▶ [Short task]: All lines in the data bearing the string "Mechanisms" should be identified and copied.

-- Start of Excerpted records --

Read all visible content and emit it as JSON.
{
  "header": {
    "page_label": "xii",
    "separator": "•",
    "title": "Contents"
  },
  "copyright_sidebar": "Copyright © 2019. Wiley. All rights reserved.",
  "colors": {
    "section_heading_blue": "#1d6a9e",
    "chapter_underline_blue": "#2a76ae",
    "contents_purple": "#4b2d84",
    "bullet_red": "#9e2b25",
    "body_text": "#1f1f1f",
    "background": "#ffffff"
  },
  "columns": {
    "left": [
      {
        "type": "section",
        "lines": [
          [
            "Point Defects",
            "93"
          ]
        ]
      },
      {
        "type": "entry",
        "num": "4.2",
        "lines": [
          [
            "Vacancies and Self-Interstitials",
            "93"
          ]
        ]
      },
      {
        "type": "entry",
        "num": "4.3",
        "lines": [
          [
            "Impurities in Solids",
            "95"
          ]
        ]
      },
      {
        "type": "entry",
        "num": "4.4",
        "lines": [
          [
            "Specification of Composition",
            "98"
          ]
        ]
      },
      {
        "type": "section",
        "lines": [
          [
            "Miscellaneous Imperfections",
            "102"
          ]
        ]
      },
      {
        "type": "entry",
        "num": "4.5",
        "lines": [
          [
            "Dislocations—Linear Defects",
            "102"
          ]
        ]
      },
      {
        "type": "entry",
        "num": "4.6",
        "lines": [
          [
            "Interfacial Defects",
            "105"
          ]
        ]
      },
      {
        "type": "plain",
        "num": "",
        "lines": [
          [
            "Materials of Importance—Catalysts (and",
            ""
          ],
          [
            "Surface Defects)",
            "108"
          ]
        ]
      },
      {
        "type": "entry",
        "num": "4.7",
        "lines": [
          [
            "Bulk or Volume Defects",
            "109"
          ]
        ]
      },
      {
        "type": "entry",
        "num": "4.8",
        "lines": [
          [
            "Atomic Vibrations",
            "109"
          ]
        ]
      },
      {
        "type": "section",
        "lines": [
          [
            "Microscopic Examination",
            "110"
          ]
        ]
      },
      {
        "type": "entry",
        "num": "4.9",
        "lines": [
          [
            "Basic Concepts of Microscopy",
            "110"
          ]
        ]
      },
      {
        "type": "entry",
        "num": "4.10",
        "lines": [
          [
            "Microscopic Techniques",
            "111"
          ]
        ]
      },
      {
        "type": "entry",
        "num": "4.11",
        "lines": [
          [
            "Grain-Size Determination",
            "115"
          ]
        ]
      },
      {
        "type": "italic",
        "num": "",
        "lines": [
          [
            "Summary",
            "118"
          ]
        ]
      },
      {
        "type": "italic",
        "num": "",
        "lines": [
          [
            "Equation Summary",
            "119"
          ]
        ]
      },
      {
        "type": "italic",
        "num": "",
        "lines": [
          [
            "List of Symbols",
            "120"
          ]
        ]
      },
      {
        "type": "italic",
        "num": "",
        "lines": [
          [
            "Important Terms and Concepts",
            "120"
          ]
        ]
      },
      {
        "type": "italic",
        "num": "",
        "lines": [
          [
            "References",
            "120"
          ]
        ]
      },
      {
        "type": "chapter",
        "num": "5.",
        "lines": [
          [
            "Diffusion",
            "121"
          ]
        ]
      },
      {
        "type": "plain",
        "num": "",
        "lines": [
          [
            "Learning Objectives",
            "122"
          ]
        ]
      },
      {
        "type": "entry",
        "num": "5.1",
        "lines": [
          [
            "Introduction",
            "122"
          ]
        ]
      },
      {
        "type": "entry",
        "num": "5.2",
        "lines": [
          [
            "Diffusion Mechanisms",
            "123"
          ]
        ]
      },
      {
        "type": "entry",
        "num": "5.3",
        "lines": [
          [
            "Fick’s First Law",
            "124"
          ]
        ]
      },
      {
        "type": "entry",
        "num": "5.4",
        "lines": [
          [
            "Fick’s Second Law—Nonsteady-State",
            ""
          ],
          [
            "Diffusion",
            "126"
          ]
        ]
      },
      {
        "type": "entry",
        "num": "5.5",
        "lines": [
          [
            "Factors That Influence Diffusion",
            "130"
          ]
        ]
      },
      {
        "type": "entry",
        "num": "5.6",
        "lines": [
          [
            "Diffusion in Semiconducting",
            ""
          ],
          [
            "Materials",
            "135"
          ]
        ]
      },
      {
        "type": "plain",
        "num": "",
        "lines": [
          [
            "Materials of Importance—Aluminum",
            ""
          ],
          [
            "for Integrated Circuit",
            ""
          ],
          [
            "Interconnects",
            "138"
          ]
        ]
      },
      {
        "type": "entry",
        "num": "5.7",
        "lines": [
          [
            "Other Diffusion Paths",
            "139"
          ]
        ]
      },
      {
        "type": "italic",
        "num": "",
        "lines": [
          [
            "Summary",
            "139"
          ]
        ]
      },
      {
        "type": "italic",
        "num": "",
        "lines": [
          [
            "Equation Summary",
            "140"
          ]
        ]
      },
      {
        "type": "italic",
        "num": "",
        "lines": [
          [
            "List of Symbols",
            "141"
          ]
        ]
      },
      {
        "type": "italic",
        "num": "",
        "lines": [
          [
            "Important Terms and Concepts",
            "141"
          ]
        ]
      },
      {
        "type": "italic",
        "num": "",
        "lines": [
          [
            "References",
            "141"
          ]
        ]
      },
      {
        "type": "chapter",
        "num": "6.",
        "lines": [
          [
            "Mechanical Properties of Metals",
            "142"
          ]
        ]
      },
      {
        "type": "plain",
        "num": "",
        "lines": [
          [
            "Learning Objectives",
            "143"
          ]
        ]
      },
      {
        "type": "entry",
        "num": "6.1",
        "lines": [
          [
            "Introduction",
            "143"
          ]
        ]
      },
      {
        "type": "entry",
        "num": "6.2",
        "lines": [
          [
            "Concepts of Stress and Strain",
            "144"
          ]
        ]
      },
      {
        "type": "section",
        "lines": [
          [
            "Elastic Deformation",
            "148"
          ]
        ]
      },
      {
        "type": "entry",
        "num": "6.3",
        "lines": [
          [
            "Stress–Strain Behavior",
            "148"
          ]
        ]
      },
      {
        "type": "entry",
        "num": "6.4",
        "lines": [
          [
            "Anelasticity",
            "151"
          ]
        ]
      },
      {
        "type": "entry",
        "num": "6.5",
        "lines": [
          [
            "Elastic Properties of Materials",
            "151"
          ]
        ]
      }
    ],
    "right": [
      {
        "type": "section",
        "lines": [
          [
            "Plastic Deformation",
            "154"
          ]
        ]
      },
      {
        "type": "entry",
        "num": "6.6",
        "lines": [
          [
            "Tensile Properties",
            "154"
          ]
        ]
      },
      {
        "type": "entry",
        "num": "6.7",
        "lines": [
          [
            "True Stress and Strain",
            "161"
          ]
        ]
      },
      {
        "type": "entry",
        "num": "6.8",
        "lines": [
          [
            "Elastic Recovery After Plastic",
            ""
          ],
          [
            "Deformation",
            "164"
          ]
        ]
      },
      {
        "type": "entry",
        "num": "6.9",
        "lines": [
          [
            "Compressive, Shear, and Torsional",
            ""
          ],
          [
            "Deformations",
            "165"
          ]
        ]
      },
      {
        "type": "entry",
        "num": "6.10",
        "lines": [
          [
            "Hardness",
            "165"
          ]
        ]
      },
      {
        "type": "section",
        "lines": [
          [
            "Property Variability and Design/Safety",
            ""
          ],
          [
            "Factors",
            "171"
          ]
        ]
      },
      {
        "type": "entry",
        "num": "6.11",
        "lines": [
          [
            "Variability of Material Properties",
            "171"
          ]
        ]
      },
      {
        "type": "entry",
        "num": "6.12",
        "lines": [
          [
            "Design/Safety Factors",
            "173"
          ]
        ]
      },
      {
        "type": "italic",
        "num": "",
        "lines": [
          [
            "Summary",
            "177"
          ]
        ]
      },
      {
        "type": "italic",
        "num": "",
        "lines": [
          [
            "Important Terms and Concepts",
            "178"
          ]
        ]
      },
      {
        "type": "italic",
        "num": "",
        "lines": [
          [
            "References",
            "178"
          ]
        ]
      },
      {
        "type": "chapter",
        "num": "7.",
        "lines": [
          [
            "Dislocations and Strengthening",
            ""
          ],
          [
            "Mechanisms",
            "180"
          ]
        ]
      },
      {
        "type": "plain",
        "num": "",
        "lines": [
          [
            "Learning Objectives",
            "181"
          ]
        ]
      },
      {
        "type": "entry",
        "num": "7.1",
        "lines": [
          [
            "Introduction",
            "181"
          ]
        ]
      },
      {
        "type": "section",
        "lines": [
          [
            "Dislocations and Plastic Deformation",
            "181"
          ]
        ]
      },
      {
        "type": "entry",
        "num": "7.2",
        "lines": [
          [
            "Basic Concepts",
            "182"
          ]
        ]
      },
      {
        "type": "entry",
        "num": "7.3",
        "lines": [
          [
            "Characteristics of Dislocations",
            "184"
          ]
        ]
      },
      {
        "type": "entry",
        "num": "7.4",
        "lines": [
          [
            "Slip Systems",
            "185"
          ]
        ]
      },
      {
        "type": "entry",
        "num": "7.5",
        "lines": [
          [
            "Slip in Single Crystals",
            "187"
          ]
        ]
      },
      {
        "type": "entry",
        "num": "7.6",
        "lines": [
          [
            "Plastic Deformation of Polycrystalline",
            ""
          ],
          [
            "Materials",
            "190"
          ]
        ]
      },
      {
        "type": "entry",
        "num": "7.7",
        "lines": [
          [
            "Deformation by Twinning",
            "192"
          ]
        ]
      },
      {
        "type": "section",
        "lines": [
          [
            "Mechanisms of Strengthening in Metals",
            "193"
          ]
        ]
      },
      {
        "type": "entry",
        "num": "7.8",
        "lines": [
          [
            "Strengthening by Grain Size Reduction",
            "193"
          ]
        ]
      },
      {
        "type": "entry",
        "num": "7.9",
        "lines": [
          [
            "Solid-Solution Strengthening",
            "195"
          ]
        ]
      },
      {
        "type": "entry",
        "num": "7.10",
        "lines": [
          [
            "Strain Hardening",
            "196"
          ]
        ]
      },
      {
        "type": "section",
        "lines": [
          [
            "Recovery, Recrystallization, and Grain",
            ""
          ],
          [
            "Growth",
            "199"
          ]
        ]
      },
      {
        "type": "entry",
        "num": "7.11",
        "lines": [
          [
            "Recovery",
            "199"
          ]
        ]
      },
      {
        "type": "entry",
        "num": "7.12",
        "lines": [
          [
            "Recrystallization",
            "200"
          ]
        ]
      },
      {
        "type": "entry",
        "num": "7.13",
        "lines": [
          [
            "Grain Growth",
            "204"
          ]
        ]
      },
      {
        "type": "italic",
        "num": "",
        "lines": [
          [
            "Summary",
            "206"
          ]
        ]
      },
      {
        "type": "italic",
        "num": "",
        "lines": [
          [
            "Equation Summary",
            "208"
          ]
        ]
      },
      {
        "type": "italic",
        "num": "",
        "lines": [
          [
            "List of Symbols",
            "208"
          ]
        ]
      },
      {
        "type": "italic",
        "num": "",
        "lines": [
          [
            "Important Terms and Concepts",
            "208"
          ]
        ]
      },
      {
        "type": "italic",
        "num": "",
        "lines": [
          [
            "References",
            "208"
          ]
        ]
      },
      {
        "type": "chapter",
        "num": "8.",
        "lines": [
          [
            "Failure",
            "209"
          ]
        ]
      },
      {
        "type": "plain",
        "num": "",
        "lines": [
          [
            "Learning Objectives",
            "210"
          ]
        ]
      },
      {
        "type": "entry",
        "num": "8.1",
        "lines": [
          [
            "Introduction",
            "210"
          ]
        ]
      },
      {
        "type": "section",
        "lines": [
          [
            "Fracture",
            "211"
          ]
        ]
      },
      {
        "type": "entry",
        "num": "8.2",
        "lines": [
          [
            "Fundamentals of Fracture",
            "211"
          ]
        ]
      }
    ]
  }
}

-- End of Excerpted records --

▶ [In response]:
            "Diffusion Mechanisms",
            "Mechanisms",
            "Mechanisms of Strengthening in Metals",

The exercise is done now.